>> start

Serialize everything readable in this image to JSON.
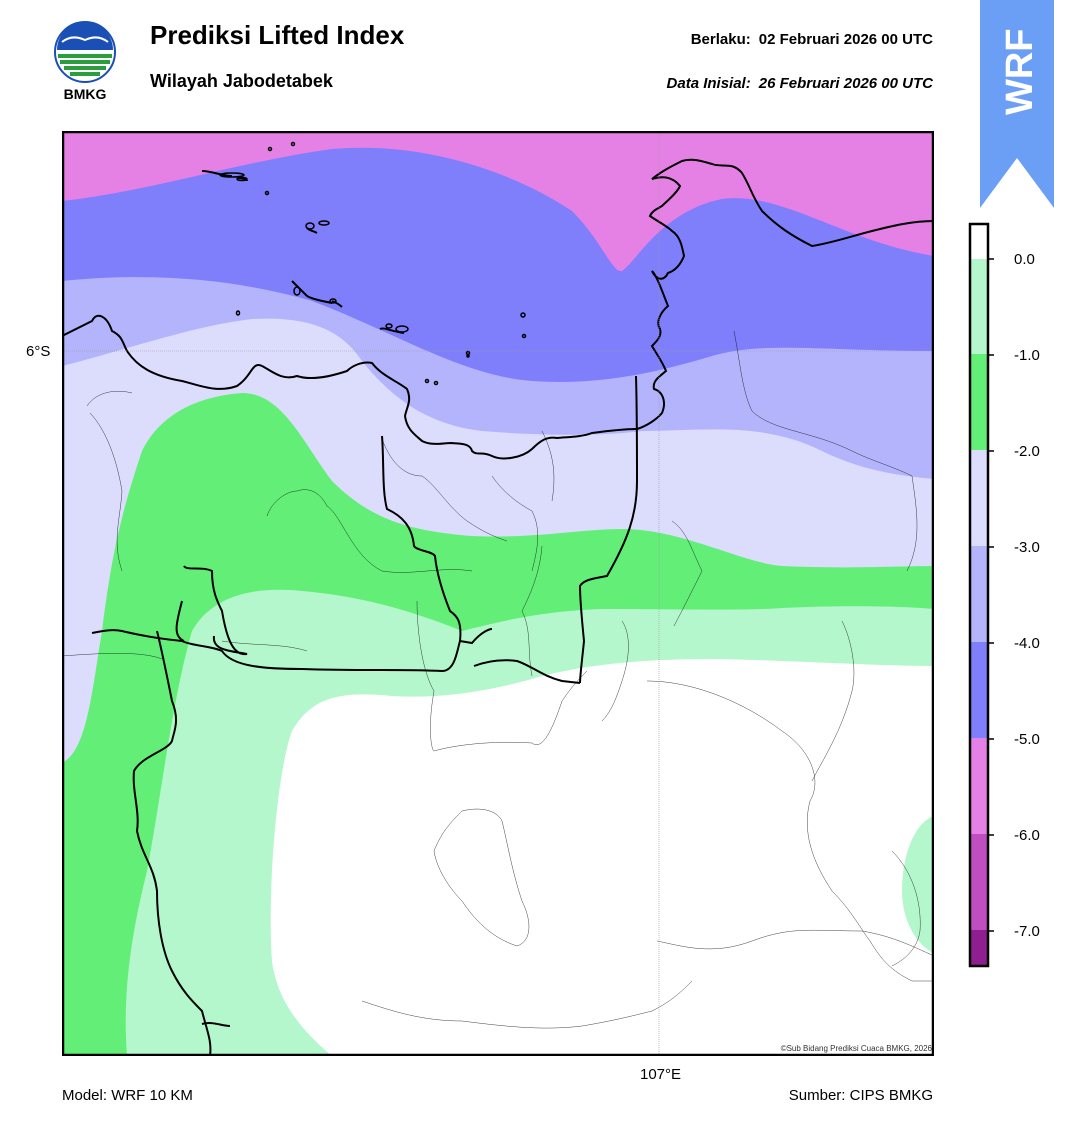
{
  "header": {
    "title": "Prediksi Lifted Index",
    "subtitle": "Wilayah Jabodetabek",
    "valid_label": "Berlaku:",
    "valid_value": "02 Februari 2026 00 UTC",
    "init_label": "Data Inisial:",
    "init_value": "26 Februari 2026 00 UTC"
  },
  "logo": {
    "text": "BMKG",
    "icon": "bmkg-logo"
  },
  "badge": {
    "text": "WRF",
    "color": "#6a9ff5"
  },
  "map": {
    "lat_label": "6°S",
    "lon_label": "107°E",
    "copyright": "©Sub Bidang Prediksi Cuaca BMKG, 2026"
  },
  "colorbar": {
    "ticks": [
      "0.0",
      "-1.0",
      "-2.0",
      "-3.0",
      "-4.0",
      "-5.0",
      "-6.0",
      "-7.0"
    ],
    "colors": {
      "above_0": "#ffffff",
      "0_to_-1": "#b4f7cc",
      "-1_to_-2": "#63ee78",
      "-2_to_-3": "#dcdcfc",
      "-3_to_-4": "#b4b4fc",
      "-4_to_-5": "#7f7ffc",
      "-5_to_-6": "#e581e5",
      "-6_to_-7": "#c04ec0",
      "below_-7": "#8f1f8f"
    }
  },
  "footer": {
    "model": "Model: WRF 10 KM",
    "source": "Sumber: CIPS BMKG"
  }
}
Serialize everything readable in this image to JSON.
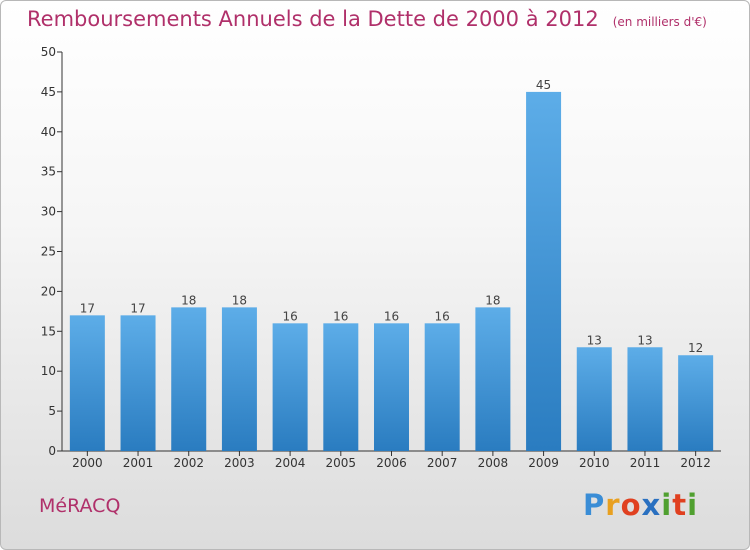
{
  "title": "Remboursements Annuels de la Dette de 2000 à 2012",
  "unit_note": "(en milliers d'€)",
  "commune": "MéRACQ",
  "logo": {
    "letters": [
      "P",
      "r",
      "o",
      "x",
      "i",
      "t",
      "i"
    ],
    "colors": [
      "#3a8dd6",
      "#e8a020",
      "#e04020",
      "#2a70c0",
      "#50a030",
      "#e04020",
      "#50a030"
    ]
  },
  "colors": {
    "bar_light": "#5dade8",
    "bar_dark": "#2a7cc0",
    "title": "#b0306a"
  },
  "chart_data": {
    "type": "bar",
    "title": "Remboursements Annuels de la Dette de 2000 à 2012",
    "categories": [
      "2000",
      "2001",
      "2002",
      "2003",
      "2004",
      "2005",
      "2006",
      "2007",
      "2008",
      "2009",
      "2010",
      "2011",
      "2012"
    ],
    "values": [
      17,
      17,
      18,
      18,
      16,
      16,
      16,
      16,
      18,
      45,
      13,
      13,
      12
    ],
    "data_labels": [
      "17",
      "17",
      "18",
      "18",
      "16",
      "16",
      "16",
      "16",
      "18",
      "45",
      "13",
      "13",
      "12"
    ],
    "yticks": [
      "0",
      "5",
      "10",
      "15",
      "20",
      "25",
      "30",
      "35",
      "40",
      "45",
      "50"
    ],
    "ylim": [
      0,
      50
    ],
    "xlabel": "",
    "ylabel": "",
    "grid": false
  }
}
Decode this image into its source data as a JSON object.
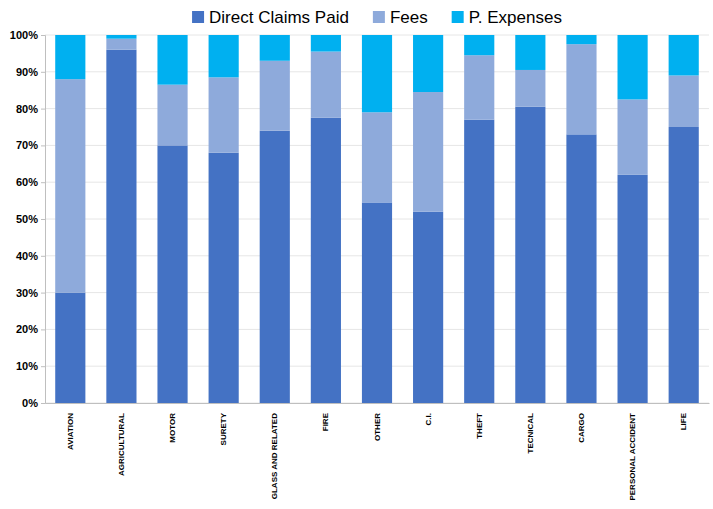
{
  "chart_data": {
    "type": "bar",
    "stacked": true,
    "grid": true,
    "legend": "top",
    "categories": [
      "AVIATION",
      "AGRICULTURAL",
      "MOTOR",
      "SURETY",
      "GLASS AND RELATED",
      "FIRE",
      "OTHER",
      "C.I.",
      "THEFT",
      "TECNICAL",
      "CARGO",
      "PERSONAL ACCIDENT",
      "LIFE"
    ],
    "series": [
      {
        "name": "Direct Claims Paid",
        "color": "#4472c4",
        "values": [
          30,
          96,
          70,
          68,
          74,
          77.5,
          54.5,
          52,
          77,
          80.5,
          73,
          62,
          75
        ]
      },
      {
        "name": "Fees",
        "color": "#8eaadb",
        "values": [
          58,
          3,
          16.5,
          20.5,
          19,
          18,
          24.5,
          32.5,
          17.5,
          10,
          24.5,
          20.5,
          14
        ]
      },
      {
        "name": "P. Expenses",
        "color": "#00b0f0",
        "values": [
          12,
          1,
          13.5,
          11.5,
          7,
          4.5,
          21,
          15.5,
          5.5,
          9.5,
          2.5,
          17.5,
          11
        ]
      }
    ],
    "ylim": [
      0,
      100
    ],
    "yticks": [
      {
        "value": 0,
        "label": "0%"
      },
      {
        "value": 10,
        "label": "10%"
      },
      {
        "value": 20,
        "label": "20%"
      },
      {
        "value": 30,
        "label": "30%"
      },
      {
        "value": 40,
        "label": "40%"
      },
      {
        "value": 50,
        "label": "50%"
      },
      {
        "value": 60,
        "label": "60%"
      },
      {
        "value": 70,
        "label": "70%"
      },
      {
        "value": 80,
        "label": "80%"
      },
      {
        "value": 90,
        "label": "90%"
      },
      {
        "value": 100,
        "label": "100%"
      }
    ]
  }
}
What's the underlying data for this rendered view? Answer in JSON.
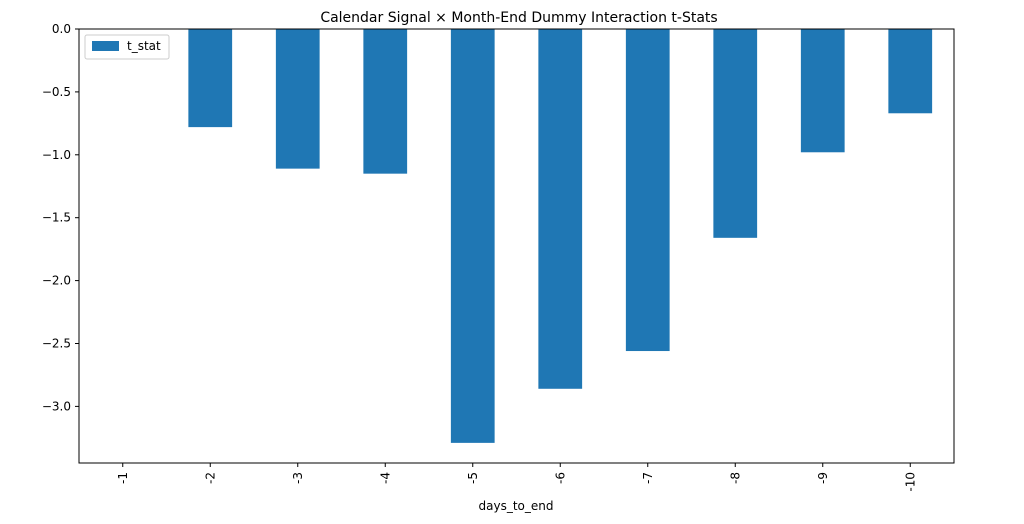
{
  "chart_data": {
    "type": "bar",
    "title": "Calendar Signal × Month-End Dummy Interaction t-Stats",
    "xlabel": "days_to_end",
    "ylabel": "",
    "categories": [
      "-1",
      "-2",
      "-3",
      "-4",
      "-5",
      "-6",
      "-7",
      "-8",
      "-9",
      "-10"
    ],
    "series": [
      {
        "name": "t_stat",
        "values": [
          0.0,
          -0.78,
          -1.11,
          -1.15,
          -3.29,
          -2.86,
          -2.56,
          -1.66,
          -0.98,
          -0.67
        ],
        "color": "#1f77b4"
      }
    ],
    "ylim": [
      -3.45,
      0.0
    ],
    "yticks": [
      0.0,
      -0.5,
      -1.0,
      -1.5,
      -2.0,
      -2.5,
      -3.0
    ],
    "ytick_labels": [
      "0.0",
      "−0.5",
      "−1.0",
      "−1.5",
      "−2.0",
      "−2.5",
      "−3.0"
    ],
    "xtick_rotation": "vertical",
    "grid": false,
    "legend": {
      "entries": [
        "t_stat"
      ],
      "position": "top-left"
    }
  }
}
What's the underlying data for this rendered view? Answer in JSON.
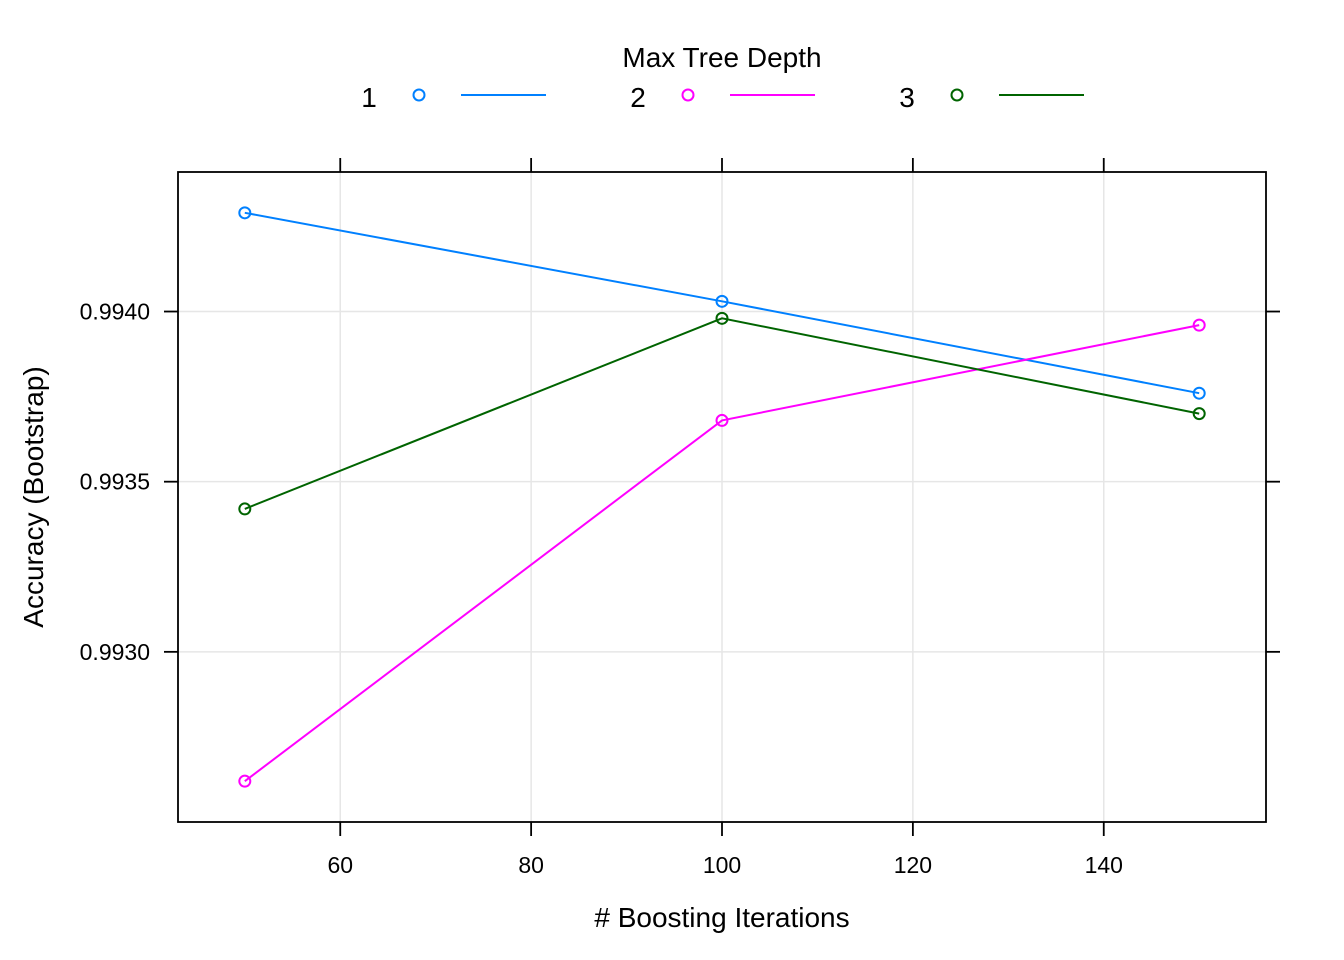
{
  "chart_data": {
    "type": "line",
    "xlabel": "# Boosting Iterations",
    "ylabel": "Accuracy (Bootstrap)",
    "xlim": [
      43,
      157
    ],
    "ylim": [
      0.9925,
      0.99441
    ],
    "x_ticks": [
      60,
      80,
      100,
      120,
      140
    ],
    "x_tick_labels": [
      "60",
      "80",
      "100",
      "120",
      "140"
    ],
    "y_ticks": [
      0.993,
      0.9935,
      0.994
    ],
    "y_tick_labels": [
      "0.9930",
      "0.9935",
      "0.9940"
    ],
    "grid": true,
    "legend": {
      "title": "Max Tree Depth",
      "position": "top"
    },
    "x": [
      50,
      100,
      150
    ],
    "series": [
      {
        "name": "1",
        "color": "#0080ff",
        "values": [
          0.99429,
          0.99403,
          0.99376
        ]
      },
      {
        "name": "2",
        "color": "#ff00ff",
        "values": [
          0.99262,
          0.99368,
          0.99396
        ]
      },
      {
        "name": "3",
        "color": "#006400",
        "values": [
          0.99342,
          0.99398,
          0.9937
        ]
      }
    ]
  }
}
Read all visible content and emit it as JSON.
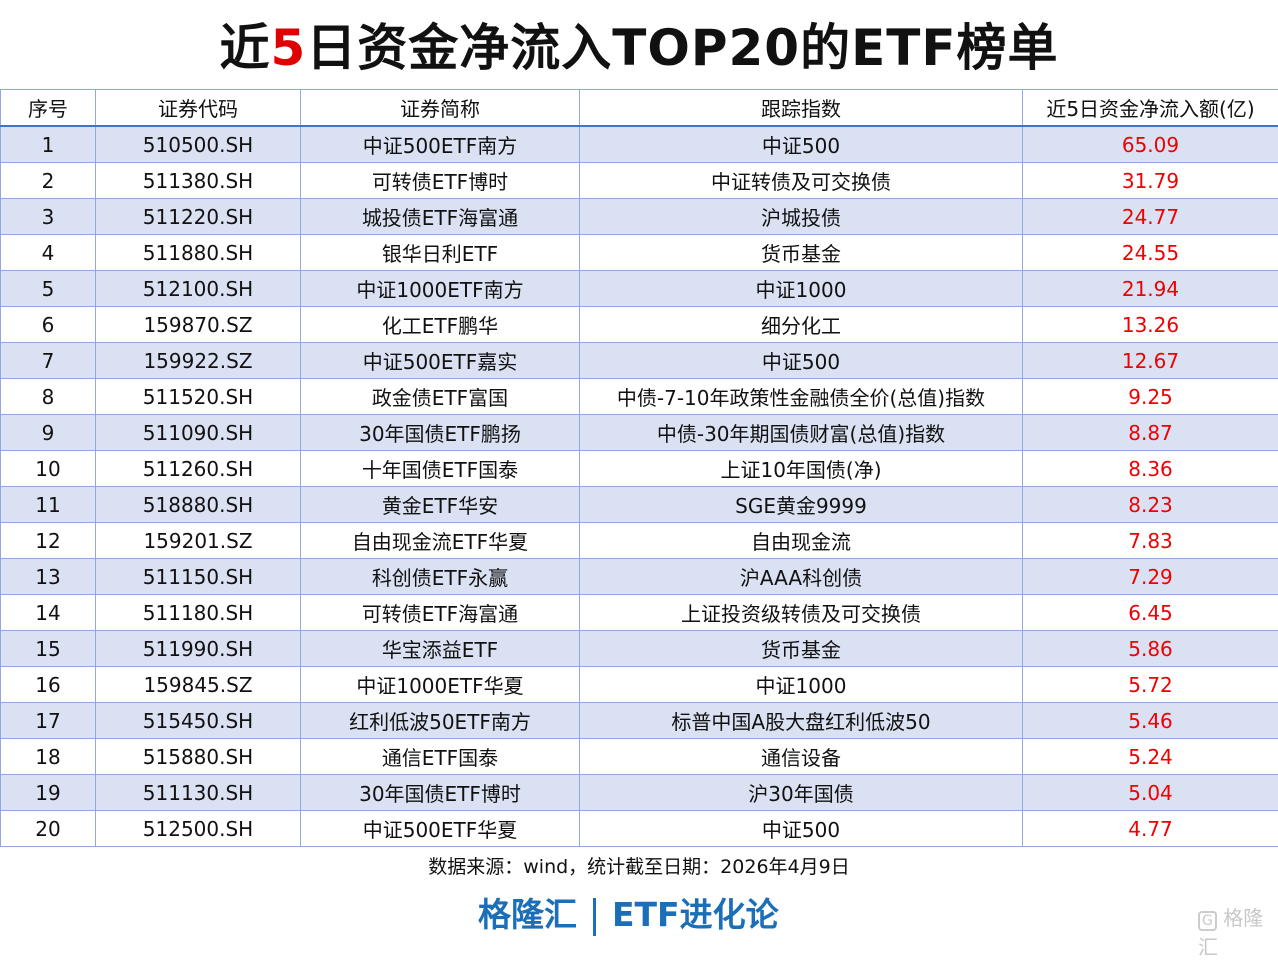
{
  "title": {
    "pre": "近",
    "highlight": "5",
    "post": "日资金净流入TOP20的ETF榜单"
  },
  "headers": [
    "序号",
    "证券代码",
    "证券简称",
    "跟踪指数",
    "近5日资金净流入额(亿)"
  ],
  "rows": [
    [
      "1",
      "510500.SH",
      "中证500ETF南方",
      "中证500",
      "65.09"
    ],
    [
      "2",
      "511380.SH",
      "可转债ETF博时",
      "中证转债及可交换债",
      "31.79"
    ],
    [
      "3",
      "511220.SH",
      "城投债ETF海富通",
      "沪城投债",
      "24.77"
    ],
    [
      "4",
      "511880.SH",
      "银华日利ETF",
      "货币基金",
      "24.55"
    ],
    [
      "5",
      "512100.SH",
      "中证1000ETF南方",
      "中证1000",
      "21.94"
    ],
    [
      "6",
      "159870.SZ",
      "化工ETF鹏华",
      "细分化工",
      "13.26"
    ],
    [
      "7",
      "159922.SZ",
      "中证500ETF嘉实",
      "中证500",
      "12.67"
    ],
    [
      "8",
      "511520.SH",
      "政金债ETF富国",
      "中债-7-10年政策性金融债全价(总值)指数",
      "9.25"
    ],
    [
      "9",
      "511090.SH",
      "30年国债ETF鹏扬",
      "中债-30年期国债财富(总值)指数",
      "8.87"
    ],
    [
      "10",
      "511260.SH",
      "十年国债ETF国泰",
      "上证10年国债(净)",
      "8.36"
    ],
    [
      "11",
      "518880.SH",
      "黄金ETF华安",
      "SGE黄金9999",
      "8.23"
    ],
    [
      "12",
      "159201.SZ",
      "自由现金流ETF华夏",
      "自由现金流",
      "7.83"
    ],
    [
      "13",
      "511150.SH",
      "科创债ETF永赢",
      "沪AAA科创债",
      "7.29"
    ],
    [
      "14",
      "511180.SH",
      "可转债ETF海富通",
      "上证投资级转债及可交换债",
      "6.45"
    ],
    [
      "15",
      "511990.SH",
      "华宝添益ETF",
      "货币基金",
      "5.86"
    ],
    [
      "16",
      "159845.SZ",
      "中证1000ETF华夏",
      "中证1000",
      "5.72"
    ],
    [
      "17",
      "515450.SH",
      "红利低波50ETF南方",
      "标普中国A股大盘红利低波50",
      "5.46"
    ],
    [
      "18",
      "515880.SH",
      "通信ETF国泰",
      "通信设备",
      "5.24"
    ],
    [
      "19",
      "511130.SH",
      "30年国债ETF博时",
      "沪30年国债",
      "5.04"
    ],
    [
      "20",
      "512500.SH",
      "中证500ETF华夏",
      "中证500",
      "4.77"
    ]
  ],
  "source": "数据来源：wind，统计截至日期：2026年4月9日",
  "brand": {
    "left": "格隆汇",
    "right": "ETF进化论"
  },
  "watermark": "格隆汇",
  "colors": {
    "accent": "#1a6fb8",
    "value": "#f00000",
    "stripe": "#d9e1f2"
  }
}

>> end

> What you should do
Look above for lines with the word "source" and copy them all.

> The output
    "source": "Sumber: CIPS BMKG"
Decode this image into its source data as a JSON object.
  "source": "数据来源：wind，统计截至日期：2026年4月9日",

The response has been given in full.